Identify the lines bearing the string "password" and gather them.

────────────────────────────────────────

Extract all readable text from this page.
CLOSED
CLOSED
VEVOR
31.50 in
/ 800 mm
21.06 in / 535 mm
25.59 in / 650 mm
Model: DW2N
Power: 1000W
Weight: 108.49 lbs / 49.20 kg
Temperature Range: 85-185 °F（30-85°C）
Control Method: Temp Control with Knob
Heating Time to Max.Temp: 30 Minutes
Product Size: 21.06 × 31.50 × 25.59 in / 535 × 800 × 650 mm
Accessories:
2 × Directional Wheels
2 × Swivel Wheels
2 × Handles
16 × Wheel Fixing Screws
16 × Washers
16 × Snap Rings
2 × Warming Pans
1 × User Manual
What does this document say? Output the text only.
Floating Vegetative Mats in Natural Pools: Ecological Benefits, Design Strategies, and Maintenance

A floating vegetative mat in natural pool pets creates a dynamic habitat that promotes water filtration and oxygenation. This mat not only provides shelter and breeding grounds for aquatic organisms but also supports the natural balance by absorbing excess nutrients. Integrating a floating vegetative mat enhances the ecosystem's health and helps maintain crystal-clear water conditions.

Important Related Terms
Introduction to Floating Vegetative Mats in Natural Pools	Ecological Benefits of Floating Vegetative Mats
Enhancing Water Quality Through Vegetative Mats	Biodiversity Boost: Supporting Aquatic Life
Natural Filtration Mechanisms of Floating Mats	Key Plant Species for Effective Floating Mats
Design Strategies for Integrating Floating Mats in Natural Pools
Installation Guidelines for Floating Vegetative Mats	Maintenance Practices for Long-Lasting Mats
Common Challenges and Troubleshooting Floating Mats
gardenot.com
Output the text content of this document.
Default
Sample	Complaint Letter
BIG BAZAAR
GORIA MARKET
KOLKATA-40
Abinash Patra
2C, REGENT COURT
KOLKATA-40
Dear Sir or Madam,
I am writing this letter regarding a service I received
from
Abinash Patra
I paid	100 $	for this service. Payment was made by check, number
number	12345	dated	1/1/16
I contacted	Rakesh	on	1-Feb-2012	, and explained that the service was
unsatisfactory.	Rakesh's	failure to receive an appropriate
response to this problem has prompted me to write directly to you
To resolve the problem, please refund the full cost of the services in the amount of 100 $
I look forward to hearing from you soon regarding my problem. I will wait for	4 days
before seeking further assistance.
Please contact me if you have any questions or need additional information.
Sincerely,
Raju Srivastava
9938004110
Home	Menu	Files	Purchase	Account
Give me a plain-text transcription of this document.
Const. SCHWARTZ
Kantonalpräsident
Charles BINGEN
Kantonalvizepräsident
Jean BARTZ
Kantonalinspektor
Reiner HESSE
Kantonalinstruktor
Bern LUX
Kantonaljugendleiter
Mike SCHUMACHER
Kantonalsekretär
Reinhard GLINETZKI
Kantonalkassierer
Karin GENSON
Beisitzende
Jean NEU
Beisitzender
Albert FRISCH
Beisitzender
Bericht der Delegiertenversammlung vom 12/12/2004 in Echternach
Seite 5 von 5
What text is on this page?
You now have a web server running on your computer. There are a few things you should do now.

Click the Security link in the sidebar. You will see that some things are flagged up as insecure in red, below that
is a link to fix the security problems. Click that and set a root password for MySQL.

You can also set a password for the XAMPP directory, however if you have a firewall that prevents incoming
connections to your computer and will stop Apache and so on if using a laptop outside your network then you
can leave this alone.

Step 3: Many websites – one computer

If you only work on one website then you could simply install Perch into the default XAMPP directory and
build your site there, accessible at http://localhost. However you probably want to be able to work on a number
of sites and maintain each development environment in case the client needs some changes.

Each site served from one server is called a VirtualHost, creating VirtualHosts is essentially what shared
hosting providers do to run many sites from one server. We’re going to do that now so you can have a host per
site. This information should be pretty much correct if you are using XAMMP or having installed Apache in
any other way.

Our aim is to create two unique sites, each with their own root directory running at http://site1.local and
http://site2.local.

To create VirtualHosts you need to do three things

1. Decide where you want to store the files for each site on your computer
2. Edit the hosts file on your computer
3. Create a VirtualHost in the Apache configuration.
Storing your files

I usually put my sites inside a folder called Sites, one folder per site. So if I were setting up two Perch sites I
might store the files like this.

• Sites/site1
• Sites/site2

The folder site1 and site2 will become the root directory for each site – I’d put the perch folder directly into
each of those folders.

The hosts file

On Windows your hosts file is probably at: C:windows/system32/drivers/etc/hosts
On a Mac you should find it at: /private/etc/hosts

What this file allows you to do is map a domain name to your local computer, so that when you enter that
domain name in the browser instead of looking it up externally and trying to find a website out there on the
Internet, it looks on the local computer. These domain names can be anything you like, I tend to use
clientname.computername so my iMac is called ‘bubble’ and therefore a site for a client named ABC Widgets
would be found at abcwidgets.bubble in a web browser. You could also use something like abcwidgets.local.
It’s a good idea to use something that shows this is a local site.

────────────────────────────────────────

-- Final result --
is a link to fix the security problems. Click that and set a root password for MySQL.
You can also set a password for the XAMPP directory, however if you have a firewall that prevents incoming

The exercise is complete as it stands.